What is asked: Could you copy out the rows below word for word, from the first one through the line containing "Localize each UI", including both?
════════
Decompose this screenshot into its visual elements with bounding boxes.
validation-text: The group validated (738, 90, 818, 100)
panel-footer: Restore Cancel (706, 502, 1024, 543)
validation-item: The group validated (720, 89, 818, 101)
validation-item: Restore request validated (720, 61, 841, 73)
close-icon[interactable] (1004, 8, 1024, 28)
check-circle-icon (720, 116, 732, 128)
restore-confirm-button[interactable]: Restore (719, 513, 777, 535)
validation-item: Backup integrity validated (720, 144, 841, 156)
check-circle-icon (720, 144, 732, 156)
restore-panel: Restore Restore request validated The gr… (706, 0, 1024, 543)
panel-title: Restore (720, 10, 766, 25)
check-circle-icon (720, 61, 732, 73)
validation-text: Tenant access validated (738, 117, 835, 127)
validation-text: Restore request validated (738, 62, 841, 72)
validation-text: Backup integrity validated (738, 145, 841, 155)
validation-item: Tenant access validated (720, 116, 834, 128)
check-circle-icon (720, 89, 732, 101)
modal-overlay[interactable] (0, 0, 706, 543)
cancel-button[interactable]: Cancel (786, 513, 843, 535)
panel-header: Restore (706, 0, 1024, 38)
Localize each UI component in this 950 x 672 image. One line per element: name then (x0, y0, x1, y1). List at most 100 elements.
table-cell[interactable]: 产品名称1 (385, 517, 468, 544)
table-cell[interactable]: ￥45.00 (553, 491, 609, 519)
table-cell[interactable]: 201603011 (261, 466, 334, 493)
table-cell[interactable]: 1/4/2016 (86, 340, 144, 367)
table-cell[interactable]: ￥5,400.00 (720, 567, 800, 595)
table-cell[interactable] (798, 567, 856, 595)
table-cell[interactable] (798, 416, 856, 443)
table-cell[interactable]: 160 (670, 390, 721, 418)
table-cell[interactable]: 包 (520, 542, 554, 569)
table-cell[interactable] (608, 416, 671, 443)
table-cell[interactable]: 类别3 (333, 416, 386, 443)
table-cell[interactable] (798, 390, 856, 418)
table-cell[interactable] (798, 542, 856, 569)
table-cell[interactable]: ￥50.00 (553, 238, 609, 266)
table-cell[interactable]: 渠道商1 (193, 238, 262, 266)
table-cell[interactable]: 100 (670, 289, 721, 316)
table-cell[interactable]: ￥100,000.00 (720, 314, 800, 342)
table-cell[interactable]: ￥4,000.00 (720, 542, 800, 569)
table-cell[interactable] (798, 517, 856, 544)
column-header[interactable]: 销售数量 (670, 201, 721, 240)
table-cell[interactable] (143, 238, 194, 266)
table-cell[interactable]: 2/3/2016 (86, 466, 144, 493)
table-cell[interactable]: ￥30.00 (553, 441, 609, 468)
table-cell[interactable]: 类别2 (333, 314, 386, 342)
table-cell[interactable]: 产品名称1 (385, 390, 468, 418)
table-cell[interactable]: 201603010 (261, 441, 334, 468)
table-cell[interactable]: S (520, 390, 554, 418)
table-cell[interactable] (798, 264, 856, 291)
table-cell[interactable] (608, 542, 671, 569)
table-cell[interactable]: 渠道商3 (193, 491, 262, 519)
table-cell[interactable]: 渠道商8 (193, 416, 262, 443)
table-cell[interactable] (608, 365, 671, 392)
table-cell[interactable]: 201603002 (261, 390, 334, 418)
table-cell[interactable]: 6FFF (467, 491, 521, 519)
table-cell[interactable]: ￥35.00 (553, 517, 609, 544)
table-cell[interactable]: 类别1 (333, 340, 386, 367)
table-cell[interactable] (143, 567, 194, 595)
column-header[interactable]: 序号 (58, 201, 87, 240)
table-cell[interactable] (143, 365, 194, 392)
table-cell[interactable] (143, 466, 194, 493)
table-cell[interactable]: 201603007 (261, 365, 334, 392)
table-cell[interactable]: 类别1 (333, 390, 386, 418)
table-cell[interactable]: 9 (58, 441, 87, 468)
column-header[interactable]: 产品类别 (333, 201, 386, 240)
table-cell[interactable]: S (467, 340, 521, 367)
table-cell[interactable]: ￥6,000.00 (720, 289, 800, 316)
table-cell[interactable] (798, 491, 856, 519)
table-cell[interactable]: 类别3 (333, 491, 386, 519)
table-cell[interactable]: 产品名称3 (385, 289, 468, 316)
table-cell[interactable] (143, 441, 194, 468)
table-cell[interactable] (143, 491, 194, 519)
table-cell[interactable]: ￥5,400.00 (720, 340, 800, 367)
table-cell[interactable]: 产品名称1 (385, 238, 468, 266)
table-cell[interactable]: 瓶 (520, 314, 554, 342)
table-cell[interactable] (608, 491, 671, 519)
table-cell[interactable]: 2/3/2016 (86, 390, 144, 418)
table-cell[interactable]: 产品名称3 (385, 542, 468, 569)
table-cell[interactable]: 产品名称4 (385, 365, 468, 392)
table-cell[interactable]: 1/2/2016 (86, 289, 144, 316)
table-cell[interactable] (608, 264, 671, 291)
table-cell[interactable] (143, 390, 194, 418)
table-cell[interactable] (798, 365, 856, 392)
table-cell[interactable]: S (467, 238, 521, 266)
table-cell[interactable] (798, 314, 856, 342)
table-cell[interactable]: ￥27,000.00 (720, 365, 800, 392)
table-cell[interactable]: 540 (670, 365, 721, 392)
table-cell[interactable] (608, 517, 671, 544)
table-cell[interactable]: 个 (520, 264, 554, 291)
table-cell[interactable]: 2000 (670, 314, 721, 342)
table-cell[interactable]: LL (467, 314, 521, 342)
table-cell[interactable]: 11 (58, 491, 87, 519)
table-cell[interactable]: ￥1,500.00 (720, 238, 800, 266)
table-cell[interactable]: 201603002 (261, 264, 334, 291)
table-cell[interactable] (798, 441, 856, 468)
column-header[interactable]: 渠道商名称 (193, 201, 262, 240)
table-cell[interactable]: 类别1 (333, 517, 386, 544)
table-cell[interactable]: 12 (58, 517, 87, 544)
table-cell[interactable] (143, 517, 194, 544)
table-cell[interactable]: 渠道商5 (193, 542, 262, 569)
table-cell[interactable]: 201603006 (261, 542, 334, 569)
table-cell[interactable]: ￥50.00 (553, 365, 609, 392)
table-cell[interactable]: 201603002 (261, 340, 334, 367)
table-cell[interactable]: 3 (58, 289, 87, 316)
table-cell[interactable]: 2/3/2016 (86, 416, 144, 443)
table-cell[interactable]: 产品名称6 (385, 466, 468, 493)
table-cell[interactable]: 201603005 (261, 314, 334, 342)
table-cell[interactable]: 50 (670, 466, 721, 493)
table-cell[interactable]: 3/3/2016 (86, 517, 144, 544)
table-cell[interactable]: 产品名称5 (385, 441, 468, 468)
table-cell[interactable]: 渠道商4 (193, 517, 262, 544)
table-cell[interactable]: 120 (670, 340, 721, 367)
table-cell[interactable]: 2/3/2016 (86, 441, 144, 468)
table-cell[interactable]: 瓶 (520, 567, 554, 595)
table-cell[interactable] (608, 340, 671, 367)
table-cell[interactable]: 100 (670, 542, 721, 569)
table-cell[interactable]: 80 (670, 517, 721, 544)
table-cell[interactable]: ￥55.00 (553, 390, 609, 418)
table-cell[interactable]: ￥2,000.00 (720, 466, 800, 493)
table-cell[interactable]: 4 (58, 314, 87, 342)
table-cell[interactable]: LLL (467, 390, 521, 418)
════════
Result:
Decompose this screenshot into its visual elements with bounding boxes.
validation-text: The group validated (738, 90, 818, 100)
panel-footer: Restore Cancel (706, 502, 1024, 543)
validation-item: The group validated (720, 89, 818, 101)
validation-item: Restore request validated (720, 61, 841, 73)
close-icon[interactable] (1004, 8, 1024, 28)
check-circle-icon (720, 116, 732, 128)
restore-confirm-button[interactable]: Restore (719, 513, 777, 535)
validation-item: Backup integrity validated (720, 144, 841, 156)
check-circle-icon (720, 144, 732, 156)
restore-panel: Restore Restore request validated The gr… (706, 0, 1024, 543)
panel-title: Restore (720, 10, 766, 25)
check-circle-icon (720, 61, 732, 73)
validation-text: Tenant access validated (738, 117, 835, 127)
validation-text: Restore request validated (738, 62, 841, 72)
validation-text: Backup integrity validated (738, 145, 841, 155)
validation-item: Tenant access validated (720, 116, 834, 128)
check-circle-icon (720, 89, 732, 101)
modal-overlay[interactable] (0, 0, 706, 543)
cancel-button[interactable]: Cancel (786, 513, 843, 535)
panel-header: Restore (706, 0, 1024, 38)
Localize each UI component in this 950 x 672 image. One line per element: name then (x0, y0, x1, y1). List at most 100 elements.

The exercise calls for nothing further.